## GIVEN DATA
----------

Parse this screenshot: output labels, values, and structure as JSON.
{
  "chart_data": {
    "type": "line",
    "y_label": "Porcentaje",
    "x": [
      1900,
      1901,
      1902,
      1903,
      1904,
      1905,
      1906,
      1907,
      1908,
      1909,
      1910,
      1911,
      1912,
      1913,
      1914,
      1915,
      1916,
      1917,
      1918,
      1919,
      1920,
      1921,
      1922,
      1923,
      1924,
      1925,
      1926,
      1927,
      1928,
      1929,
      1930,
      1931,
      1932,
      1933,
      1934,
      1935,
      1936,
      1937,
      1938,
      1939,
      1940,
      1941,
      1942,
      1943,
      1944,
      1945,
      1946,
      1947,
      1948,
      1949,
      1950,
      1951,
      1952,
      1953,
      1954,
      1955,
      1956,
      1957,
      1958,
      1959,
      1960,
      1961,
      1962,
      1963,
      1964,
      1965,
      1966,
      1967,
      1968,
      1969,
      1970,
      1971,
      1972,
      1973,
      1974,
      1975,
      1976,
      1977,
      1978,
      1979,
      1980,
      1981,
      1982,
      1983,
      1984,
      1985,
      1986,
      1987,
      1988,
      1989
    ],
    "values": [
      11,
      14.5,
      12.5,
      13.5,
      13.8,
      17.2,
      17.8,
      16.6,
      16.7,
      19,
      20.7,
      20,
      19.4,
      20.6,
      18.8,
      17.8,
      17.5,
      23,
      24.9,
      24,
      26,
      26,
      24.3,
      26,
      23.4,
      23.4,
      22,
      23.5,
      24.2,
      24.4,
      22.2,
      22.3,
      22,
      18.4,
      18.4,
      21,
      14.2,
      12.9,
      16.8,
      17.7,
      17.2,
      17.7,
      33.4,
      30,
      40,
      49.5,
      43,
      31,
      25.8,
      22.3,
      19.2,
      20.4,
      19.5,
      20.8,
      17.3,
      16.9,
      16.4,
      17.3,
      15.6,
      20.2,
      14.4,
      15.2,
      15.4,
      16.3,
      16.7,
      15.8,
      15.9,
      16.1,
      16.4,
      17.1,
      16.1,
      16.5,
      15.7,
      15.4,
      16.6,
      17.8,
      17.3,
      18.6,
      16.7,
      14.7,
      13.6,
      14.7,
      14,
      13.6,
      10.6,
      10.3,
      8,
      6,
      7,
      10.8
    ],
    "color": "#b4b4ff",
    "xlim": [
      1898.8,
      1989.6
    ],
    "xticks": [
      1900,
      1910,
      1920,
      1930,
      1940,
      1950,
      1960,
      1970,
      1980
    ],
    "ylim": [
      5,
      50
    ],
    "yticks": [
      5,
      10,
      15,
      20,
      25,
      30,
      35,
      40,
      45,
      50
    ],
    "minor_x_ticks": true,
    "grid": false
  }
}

----------

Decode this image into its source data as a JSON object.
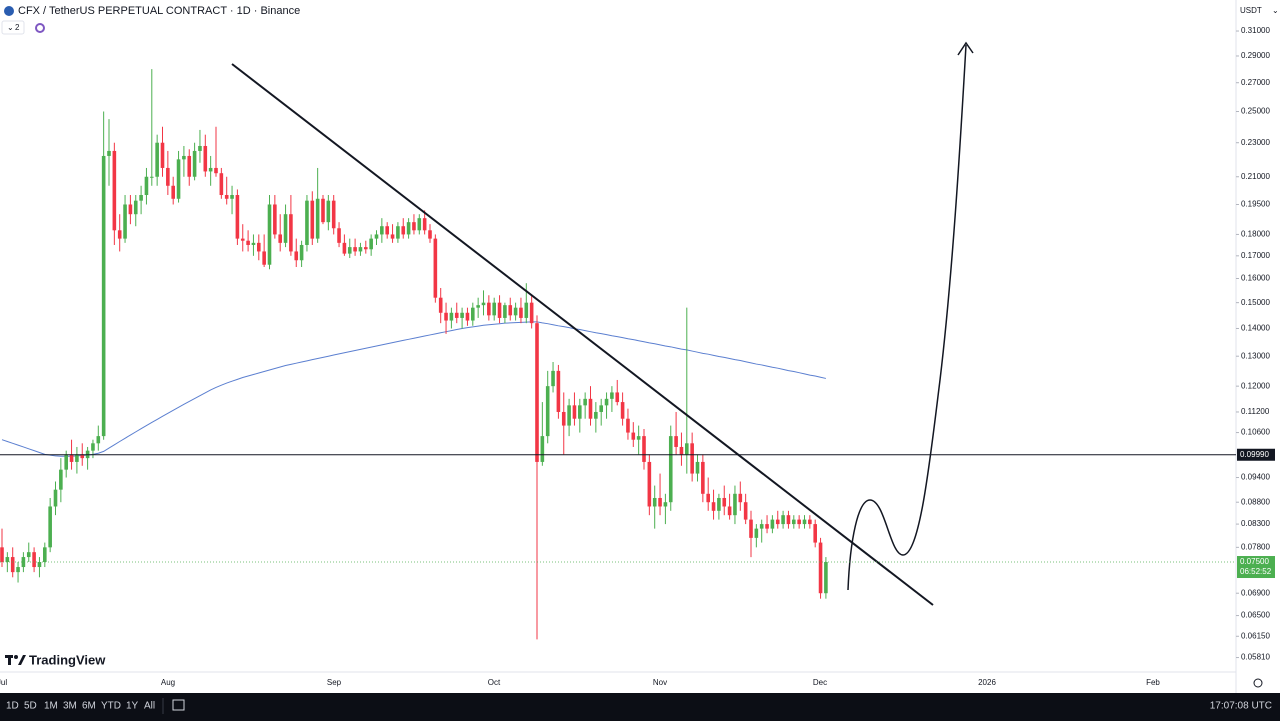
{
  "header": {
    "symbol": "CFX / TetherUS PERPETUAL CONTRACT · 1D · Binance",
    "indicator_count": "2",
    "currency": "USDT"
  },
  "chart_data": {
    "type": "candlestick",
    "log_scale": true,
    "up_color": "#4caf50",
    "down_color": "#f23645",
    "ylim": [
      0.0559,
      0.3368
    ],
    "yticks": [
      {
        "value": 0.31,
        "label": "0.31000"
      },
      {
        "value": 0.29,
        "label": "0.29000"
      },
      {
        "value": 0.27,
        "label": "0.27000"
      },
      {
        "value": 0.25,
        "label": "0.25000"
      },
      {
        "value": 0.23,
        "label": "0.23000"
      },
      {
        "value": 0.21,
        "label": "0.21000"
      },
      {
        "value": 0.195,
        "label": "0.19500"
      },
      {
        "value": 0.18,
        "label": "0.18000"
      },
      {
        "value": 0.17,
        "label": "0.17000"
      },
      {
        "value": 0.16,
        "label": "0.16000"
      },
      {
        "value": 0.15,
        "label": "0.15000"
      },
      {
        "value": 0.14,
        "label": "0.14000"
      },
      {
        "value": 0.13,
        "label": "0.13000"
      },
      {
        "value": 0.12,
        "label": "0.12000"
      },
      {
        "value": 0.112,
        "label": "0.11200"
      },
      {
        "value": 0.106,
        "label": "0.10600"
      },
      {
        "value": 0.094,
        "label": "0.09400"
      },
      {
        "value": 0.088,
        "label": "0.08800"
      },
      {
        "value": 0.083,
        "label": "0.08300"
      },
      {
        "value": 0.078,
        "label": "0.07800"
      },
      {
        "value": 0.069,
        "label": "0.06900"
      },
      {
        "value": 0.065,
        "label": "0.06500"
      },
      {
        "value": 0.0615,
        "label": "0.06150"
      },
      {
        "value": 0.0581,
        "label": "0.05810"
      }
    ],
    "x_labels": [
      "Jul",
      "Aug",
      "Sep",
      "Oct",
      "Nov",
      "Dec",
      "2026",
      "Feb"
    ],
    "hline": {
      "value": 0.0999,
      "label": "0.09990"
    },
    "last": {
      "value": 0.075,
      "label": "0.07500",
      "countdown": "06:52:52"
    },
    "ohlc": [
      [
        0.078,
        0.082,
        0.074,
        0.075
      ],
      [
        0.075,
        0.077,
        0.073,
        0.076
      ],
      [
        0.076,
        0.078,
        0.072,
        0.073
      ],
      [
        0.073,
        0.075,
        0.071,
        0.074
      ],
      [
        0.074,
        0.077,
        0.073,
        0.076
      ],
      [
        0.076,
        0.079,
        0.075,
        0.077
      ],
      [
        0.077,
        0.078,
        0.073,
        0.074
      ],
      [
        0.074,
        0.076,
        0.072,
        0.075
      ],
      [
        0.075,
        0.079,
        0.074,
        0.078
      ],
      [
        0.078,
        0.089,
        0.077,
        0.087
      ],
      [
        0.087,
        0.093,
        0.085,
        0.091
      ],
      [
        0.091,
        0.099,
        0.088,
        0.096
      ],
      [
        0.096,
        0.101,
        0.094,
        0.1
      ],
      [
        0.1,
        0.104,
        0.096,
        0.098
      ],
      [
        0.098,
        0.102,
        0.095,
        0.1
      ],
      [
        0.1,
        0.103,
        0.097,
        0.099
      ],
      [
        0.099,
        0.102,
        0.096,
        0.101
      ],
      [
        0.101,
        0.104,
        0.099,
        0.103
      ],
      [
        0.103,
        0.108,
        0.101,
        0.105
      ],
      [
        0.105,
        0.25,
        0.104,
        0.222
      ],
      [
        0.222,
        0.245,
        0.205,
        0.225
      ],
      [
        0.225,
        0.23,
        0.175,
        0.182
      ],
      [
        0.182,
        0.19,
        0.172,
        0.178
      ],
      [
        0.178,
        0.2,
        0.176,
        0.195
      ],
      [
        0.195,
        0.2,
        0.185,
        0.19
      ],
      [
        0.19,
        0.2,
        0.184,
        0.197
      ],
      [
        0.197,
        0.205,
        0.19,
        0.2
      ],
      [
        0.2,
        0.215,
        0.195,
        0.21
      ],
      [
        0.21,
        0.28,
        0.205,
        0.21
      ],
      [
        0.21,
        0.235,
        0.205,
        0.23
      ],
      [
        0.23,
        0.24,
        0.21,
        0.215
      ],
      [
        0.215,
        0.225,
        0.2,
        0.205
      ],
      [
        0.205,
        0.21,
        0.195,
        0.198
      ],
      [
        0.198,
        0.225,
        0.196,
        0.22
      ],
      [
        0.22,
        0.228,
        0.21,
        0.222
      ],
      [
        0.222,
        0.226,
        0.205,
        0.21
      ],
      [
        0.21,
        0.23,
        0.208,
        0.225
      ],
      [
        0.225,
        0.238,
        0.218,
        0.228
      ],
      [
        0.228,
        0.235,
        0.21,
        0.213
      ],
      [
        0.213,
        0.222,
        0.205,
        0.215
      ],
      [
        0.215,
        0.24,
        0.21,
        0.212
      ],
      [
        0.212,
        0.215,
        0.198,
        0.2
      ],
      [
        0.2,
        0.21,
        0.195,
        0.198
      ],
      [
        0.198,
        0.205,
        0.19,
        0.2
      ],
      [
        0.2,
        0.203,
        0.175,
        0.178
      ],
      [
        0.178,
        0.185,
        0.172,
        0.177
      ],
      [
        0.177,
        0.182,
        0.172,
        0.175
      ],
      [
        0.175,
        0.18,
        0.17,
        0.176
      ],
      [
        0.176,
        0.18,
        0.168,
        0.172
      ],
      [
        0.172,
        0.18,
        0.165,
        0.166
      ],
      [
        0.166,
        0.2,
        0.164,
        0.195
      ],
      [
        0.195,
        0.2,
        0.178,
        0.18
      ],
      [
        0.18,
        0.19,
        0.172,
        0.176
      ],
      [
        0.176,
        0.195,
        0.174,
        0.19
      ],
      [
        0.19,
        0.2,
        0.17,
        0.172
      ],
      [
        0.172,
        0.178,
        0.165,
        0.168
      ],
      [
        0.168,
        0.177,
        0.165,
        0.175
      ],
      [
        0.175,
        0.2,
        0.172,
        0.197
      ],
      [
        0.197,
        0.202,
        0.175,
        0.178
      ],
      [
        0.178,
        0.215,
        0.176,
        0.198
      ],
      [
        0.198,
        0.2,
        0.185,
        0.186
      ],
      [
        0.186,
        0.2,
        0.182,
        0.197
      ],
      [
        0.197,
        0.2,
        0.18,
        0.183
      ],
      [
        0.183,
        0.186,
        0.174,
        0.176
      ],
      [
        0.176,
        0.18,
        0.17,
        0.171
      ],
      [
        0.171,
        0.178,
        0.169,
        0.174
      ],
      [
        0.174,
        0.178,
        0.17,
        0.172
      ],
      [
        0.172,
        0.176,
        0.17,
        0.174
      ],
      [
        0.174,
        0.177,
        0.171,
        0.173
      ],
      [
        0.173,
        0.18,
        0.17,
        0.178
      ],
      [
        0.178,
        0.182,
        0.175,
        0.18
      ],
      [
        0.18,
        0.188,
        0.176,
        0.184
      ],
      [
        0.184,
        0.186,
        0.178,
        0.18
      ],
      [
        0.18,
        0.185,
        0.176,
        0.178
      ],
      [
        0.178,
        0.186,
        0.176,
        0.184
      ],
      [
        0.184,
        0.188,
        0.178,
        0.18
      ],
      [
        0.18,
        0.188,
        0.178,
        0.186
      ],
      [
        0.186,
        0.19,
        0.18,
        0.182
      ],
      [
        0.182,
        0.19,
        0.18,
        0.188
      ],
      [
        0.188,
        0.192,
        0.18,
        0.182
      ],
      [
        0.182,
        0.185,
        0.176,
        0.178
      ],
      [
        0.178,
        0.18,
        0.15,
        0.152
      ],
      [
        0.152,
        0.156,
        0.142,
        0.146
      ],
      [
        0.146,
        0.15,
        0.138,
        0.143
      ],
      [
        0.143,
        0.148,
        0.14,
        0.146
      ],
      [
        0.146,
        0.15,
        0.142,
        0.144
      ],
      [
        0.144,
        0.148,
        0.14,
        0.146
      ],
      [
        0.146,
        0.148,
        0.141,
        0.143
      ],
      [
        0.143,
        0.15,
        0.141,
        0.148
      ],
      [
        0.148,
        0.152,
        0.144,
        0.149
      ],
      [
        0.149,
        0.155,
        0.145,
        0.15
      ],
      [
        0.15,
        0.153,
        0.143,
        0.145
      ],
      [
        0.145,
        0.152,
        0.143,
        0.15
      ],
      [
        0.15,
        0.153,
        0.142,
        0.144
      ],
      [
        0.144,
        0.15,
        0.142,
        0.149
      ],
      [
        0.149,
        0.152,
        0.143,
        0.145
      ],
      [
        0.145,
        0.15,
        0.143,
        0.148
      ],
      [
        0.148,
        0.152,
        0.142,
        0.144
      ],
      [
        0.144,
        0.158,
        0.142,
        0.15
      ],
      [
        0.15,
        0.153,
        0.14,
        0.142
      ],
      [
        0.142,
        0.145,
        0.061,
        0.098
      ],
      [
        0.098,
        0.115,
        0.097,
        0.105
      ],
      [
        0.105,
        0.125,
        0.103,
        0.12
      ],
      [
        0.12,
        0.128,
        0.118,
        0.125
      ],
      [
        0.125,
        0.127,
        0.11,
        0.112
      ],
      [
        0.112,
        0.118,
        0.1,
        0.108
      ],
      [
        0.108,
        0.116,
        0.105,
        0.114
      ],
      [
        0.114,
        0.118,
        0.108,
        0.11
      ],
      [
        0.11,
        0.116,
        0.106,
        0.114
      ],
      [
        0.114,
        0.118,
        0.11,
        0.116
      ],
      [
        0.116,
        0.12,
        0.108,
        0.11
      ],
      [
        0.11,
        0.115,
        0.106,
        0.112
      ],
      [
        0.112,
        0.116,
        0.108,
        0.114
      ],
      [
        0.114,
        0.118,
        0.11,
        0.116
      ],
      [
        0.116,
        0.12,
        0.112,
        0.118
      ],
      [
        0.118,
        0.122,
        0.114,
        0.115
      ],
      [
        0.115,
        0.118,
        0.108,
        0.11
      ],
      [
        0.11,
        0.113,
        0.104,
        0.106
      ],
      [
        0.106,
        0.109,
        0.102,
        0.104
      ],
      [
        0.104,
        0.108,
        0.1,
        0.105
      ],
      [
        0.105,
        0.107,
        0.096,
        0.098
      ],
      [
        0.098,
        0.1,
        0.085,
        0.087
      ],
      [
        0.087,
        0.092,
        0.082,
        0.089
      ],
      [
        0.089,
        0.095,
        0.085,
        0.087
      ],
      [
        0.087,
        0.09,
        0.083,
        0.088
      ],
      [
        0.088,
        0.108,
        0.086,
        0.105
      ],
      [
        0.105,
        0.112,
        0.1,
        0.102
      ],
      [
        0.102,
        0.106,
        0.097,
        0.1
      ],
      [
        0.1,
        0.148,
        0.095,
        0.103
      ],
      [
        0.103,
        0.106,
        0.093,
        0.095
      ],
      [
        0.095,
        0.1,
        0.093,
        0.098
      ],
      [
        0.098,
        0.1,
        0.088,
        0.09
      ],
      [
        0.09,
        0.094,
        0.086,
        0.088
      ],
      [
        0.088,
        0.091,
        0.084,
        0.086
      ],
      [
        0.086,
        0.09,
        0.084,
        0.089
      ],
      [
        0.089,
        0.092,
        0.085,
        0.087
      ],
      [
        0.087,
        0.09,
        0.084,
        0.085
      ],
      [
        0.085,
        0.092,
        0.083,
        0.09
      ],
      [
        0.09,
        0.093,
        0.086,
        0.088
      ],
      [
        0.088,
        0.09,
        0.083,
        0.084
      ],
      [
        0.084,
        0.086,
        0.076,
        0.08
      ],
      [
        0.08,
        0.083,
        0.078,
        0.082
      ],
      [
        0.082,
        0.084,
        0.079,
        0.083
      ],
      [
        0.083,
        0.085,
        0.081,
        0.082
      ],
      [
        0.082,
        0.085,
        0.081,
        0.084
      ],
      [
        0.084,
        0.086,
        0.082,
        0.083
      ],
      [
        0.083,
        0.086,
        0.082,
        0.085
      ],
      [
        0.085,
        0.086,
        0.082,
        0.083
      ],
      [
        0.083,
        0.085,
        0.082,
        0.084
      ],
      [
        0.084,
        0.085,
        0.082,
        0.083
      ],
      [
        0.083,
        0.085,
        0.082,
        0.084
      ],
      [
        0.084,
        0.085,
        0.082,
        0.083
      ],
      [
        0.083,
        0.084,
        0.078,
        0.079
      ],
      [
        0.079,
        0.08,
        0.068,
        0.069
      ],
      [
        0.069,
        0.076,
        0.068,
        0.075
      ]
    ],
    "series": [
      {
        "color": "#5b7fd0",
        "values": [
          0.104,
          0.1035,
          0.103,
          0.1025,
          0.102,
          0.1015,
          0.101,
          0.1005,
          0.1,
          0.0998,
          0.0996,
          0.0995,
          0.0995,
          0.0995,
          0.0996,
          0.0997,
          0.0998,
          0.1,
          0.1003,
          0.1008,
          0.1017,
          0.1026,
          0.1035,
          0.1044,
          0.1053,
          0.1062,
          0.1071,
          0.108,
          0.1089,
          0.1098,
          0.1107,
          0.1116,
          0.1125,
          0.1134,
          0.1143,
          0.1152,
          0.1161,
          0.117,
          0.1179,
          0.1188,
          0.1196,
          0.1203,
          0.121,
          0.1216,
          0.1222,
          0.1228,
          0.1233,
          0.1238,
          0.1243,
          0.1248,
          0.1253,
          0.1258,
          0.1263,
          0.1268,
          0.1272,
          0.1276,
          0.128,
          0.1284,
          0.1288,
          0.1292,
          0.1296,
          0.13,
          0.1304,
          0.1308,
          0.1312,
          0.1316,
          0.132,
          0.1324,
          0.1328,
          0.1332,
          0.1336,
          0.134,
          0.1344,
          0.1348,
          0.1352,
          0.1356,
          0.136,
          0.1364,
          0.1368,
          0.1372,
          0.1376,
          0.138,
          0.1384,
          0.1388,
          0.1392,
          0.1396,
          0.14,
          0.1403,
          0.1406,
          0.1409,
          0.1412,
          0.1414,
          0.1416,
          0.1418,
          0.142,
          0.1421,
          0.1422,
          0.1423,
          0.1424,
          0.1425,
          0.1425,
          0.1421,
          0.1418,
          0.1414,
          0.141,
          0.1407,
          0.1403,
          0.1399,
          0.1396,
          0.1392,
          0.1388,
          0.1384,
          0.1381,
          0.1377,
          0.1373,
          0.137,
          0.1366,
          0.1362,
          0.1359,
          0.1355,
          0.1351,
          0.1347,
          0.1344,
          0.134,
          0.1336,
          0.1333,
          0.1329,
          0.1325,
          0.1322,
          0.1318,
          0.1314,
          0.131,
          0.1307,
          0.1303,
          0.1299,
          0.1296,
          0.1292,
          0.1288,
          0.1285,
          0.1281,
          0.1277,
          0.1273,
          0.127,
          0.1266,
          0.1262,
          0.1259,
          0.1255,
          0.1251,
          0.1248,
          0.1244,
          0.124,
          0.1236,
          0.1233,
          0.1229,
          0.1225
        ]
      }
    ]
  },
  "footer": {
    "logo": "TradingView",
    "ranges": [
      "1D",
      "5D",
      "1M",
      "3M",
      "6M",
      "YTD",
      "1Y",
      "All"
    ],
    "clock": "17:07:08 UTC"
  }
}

----------

## WRITTEN PROBLEM
Lines from the records above that hold "values" are the ones to list.

## IN RESPONSE
Parse this screenshot: output labels, values, and structure as JSON.
    "values": [
        "values": [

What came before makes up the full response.